- **GIVEN TASK**
Reading down the listing below, count the lines where the word "this" shows up, then give only that count.

- **Collected data entries**
^^^^
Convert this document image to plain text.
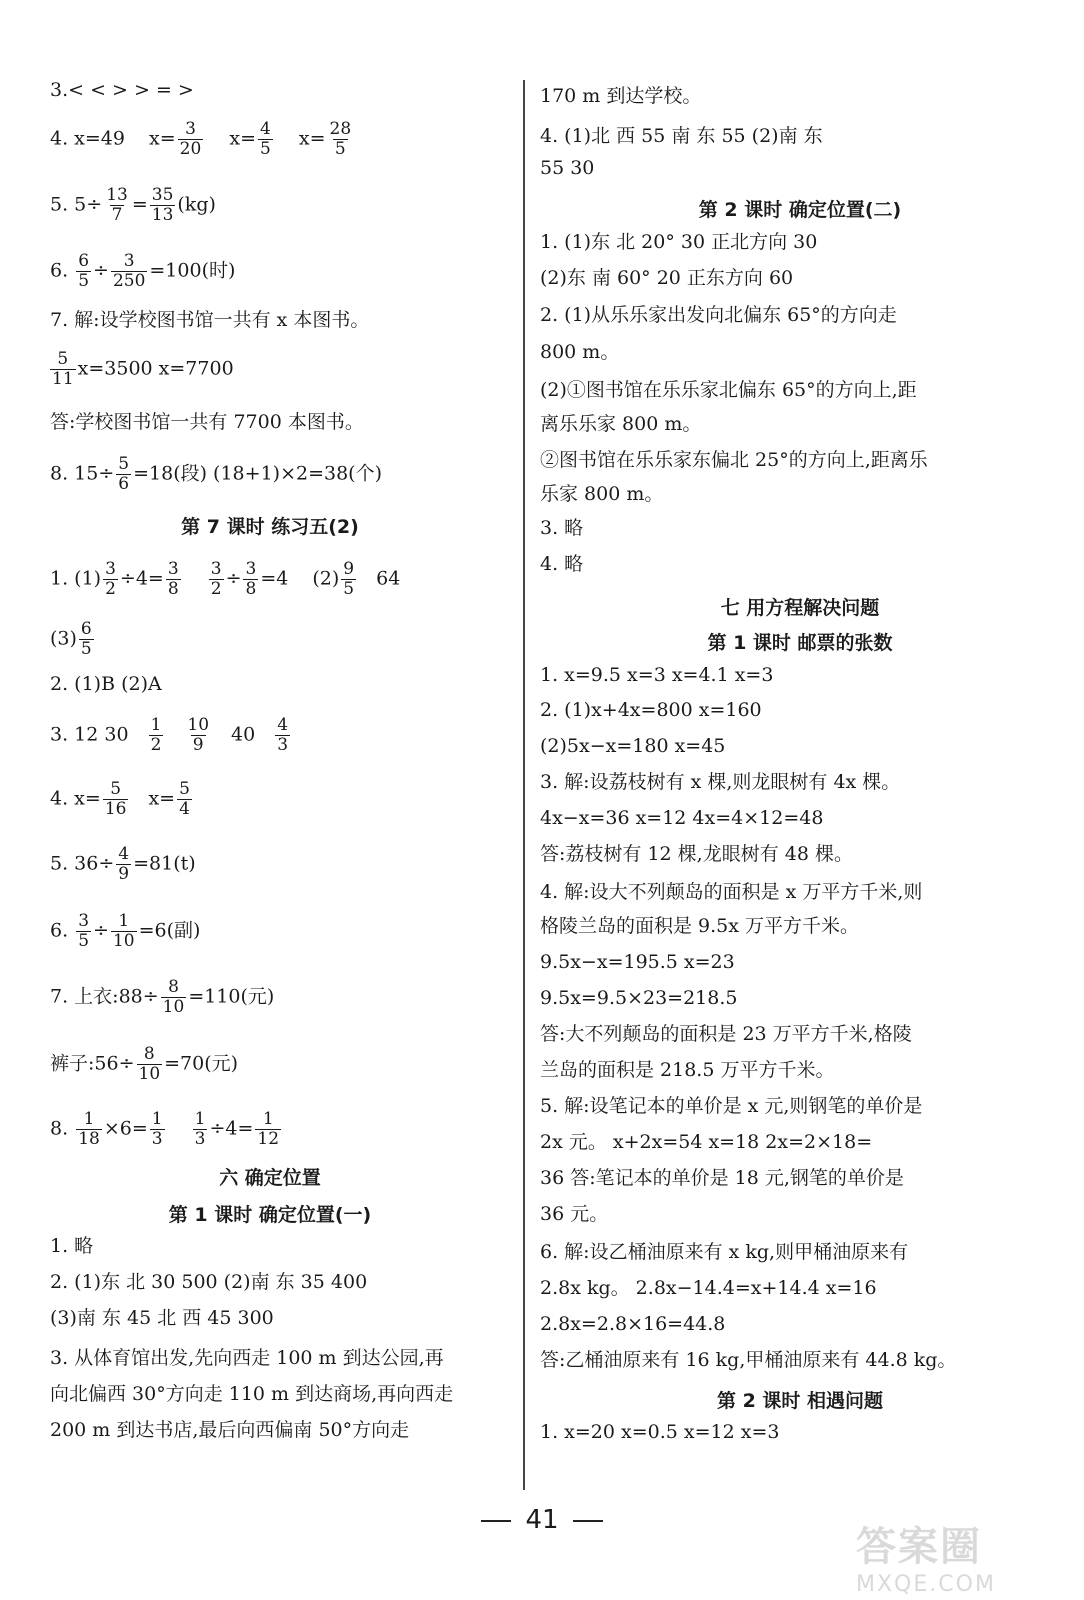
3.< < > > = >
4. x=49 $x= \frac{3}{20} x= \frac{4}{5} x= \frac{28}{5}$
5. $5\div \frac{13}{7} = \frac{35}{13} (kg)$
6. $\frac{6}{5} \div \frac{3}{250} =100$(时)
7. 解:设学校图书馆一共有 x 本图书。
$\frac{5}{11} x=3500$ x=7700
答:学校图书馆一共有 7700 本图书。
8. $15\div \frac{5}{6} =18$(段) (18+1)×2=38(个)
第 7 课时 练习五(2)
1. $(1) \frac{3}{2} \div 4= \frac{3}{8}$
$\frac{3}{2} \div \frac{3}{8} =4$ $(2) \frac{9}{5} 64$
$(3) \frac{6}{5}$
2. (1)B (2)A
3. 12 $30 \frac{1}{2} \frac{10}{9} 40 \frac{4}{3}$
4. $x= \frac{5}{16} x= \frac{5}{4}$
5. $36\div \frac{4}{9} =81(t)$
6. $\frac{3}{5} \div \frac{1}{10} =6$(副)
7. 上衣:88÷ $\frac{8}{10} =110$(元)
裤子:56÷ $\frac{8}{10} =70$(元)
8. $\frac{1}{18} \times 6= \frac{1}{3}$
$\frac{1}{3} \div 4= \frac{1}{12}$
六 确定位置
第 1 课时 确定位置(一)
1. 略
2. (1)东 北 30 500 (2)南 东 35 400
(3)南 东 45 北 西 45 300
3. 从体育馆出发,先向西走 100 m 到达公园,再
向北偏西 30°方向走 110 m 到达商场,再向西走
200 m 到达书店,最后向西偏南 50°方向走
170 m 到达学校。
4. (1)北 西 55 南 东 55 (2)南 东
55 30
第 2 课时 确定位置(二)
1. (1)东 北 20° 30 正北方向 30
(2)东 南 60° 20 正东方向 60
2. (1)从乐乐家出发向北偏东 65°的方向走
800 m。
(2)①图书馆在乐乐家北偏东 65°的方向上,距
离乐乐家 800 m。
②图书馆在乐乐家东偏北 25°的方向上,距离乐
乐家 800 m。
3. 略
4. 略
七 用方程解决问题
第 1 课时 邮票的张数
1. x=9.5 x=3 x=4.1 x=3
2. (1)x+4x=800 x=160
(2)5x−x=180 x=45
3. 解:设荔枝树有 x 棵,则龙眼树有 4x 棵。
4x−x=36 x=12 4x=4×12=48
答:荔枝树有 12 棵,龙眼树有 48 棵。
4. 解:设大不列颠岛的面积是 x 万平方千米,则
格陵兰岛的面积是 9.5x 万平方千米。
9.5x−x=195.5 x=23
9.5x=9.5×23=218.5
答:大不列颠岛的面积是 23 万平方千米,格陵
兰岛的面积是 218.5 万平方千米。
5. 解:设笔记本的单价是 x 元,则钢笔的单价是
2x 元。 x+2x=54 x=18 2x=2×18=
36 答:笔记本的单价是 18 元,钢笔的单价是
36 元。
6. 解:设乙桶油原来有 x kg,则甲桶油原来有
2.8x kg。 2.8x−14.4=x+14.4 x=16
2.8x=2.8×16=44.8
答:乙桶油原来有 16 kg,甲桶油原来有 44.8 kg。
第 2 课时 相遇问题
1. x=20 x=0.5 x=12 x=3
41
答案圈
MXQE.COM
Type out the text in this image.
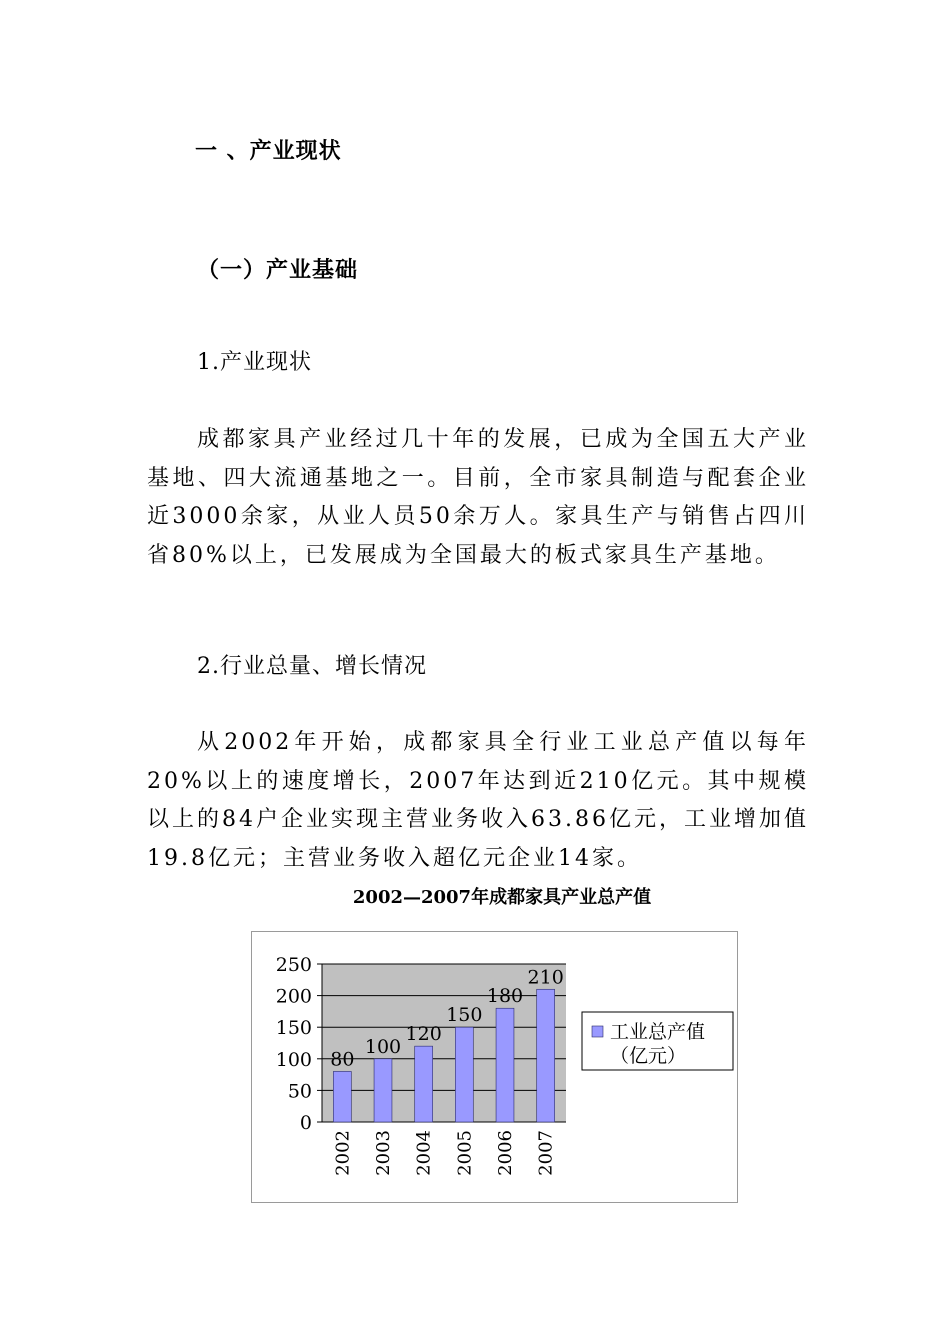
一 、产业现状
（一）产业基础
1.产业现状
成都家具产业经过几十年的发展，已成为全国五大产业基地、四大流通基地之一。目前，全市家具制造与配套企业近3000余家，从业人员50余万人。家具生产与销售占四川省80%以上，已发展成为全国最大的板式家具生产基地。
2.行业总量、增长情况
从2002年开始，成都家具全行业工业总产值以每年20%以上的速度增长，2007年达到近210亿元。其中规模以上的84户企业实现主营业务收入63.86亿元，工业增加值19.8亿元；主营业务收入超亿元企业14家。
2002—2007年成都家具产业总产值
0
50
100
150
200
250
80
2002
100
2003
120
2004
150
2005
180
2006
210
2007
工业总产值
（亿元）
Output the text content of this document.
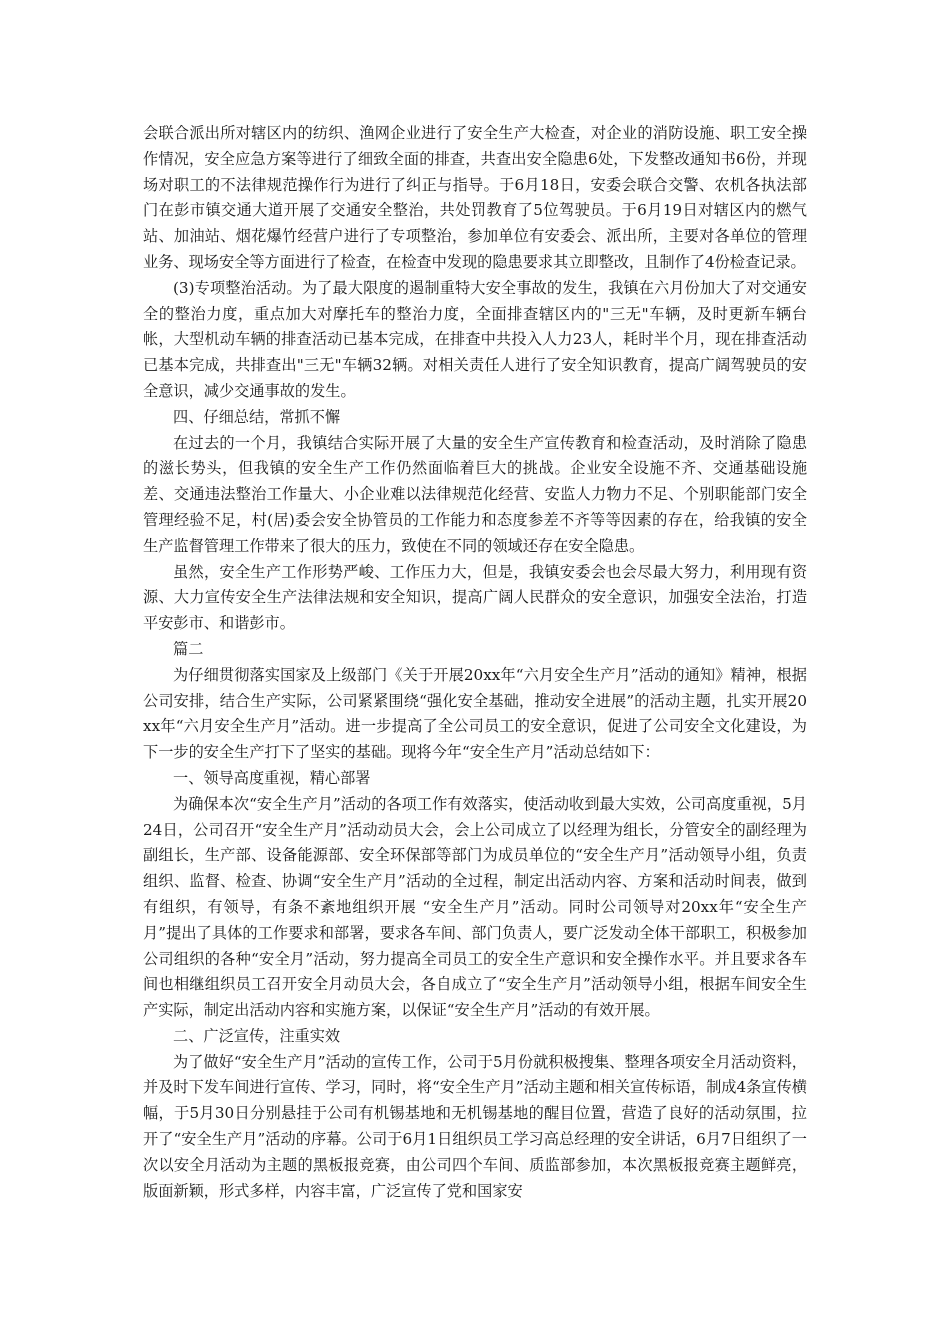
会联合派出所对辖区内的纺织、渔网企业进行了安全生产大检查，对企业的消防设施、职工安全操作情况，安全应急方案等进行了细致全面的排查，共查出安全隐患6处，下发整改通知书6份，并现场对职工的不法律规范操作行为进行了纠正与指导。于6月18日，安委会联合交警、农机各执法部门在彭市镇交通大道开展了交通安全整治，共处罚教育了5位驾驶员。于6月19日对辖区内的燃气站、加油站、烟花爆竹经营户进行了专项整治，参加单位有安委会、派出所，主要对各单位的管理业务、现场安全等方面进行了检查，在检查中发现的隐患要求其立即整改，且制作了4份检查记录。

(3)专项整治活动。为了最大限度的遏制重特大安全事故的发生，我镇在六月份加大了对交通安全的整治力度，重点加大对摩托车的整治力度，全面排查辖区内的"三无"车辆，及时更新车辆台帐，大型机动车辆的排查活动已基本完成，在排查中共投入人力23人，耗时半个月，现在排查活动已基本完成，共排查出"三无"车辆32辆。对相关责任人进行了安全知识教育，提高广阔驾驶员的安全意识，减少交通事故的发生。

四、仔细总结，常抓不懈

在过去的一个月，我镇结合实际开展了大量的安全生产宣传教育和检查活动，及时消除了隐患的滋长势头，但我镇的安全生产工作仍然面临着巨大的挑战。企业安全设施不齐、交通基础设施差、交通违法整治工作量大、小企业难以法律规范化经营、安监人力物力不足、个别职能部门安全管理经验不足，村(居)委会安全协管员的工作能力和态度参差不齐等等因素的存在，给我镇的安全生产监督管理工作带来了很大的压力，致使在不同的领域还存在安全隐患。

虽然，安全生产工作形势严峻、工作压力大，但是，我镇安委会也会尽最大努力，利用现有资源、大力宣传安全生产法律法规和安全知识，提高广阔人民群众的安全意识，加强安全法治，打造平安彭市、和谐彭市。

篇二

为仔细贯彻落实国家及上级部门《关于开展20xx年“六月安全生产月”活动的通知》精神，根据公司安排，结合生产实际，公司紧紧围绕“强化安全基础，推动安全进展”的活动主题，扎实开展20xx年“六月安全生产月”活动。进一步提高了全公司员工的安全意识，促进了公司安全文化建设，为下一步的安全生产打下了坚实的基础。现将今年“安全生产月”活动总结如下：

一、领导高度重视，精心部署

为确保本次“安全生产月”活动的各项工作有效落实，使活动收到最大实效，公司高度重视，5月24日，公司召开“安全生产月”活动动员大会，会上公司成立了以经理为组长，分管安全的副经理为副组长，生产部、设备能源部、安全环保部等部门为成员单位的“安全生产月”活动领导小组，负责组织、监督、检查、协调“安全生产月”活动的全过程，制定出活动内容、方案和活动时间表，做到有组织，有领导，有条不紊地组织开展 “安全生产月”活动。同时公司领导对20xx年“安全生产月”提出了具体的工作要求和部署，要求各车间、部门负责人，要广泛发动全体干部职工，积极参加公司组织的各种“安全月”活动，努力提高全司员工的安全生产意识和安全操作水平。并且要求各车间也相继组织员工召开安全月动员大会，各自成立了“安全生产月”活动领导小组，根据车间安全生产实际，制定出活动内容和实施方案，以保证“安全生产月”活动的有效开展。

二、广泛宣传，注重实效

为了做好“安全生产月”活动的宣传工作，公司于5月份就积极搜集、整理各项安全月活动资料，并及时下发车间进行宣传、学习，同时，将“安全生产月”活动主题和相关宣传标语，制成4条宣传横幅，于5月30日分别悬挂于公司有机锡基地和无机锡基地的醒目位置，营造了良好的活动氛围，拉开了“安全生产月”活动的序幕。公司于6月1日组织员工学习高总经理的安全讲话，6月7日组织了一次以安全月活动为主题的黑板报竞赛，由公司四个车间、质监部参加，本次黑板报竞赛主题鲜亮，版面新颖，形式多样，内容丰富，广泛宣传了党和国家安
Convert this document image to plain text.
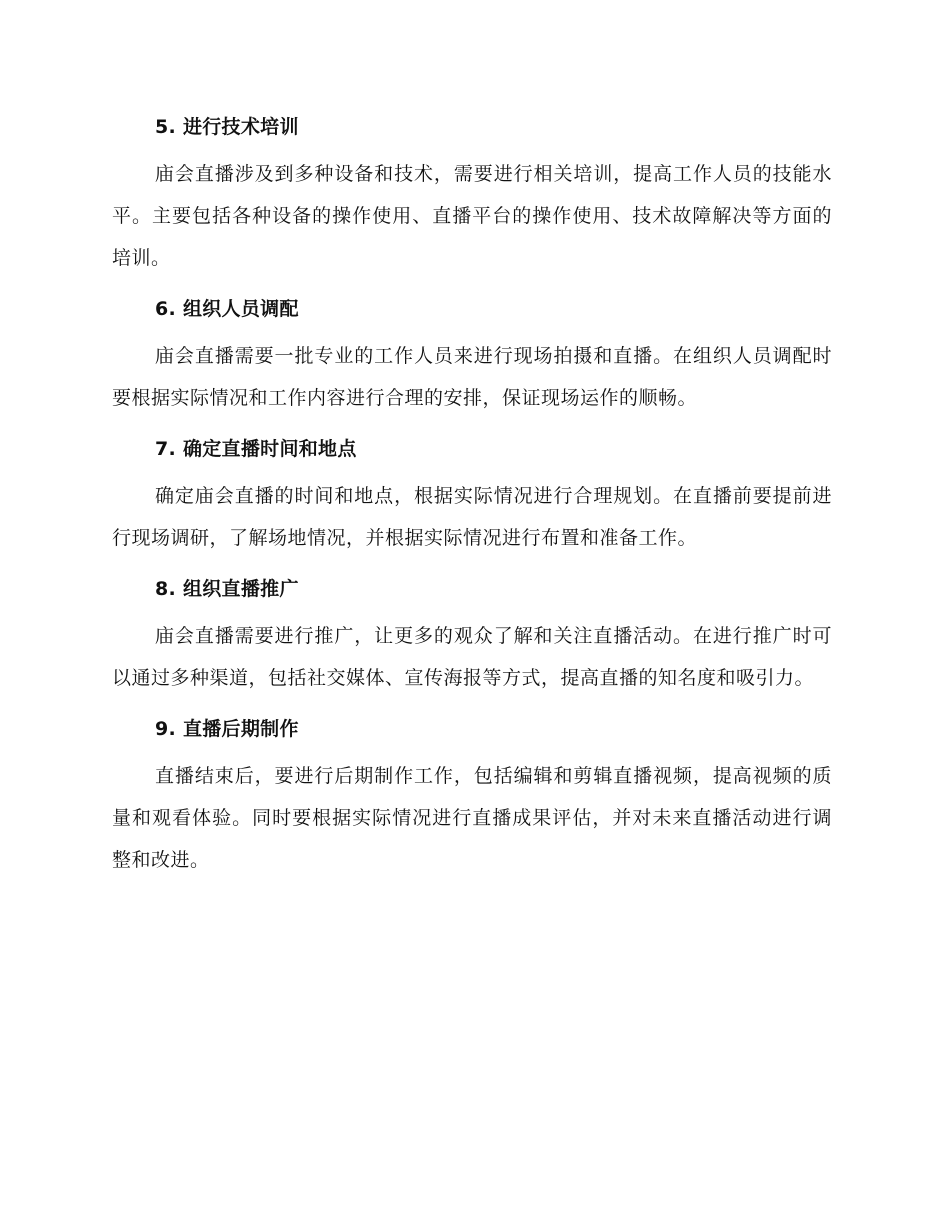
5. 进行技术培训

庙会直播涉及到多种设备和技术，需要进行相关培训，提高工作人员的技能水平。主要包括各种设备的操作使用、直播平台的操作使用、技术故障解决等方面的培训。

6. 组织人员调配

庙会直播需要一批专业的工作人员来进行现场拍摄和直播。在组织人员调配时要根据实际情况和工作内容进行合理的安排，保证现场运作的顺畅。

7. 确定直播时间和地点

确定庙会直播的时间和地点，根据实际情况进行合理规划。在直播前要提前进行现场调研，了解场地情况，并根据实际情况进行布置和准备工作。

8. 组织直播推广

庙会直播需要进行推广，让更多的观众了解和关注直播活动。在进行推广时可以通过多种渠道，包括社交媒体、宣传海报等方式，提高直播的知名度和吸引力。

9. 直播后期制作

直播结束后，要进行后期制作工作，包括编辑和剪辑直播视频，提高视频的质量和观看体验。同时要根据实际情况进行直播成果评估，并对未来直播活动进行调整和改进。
^^^^
- **RESULT BELOW**
4